## Task goal
Everything in the data should be repeated exactly, save for the images.

## Provided material
________________
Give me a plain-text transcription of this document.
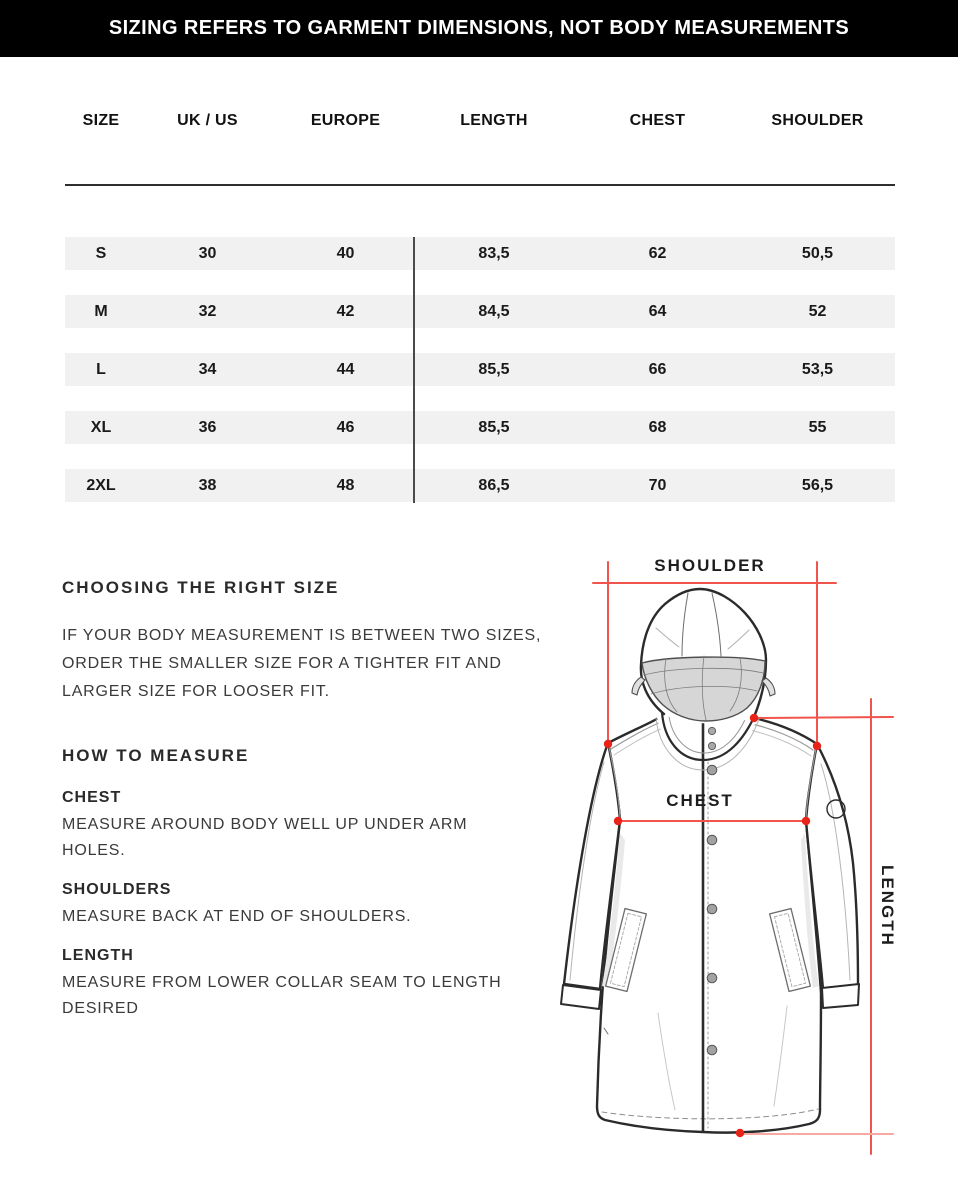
SIZING REFERS TO GARMENT DIMENSIONS, NOT BODY MEASUREMENTS
SIZE	UK / US	EUROPE	LENGTH	CHEST	SHOULDER
S	30	40	83,5	62	50,5
M	32	42	84,5	64	52
L	34	44	85,5	66	53,5
XL	36	46	85,5	68	55
2XL	38	48	86,5	70	56,5
CHOOSING THE RIGHT SIZE

IF YOUR BODY MEASUREMENT IS BETWEEN TWO SIZES, ORDER THE SMALLER SIZE FOR A TIGHTER FIT AND LARGER SIZE FOR LOOSER FIT.

HOW TO MEASURE

CHEST

MEASURE AROUND BODY WELL UP UNDER ARM HOLES.

SHOULDERS

MEASURE BACK AT END OF SHOULDERS.

LENGTH

MEASURE FROM LOWER COLLAR SEAM TO LENGTH DESIRED

SHOULDER
CHEST
LENGTH
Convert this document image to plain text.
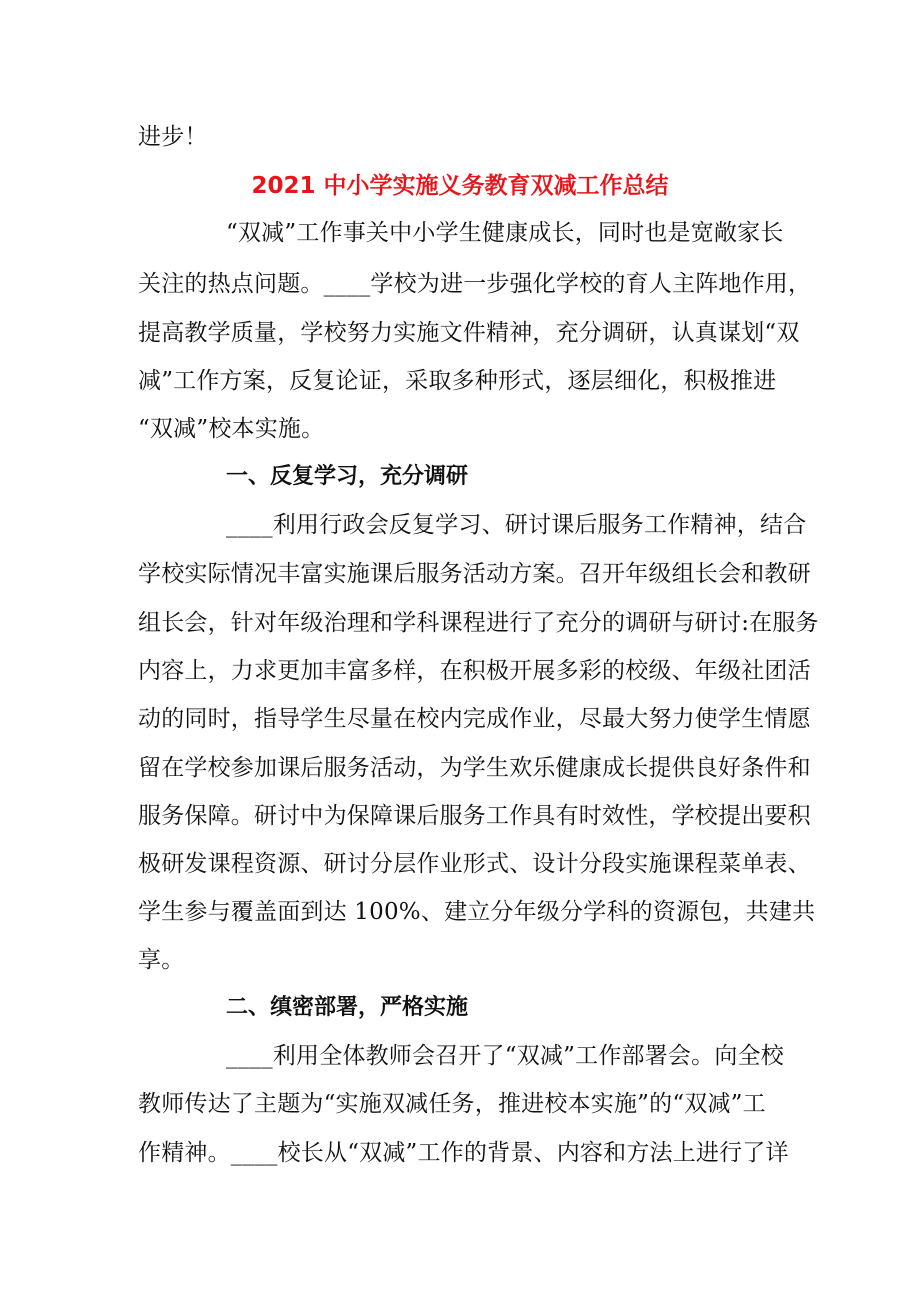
进步！
2021 中小学实施义务教育双减工作总结
“双减”工作事关中小学生健康成长，同时也是宽敞家长
关注的热点问题。____学校为进一步强化学校的育人主阵地作用，
提高教学质量，学校努力实施文件精神，充分调研，认真谋划“双
减”工作方案，反复论证，采取多种形式，逐层细化，积极推进
“双减”校本实施。
一、反复学习，充分调研
____利用行政会反复学习、研讨课后服务工作精神，结合
学校实际情况丰富实施课后服务活动方案。召开年级组长会和教研
组长会，针对年级治理和学科课程进行了充分的调研与研讨:在服务
内容上，力求更加丰富多样，在积极开展多彩的校级、年级社团活
动的同时，指导学生尽量在校内完成作业，尽最大努力使学生情愿
留在学校参加课后服务活动，为学生欢乐健康成长提供良好条件和
服务保障。研讨中为保障课后服务工作具有时效性，学校提出要积
极研发课程资源、研讨分层作业形式、设计分段实施课程菜单表、
学生参与覆盖面到达 100%、建立分年级分学科的资源包，共建共
享。
二、缜密部署，严格实施
____利用全体教师会召开了“双减”工作部署会。向全校
教师传达了主题为“实施双减任务，推进校本实施”的“双减”工
作精神。____校长从“双减”工作的背景、内容和方法上进行了详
________________
## Written solution
Give me a plain-text transcription of this document.
SIZING REFERS TO GARMENT DIMENSIONS, NOT BODY MEASUREMENTS
SIZE	UK / US	EUROPE	LENGTH	CHEST	SHOULDER
S	30	40	83,5	62	50,5
M	32	42	84,5	64	52
L	34	44	85,5	66	53,5
XL	36	46	85,5	68	55
2XL	38	48	86,5	70	56,5
CHOOSING THE RIGHT SIZE

IF YOUR BODY MEASUREMENT IS BETWEEN TWO SIZES, ORDER THE SMALLER SIZE FOR A TIGHTER FIT AND LARGER SIZE FOR LOOSER FIT.

HOW TO MEASURE

CHEST

MEASURE AROUND BODY WELL UP UNDER ARM HOLES.

SHOULDERS

MEASURE BACK AT END OF SHOULDERS.

LENGTH

MEASURE FROM LOWER COLLAR SEAM TO LENGTH DESIRED

SHOULDER
CHEST
LENGTH
Convert this document image to plain text.
进步！
2021 中小学实施义务教育双减工作总结
“双减”工作事关中小学生健康成长，同时也是宽敞家长
关注的热点问题。____学校为进一步强化学校的育人主阵地作用，
提高教学质量，学校努力实施文件精神，充分调研，认真谋划“双
减”工作方案，反复论证，采取多种形式，逐层细化，积极推进
“双减”校本实施。
一、反复学习，充分调研
____利用行政会反复学习、研讨课后服务工作精神，结合
学校实际情况丰富实施课后服务活动方案。召开年级组长会和教研
组长会，针对年级治理和学科课程进行了充分的调研与研讨:在服务
内容上，力求更加丰富多样，在积极开展多彩的校级、年级社团活
动的同时，指导学生尽量在校内完成作业，尽最大努力使学生情愿
留在学校参加课后服务活动，为学生欢乐健康成长提供良好条件和
服务保障。研讨中为保障课后服务工作具有时效性，学校提出要积
极研发课程资源、研讨分层作业形式、设计分段实施课程菜单表、
学生参与覆盖面到达 100%、建立分年级分学科的资源包，共建共
享。
二、缜密部署，严格实施
____利用全体教师会召开了“双减”工作部署会。向全校
教师传达了主题为“实施双减任务，推进校本实施”的“双减”工
作精神。____校长从“双减”工作的背景、内容和方法上进行了详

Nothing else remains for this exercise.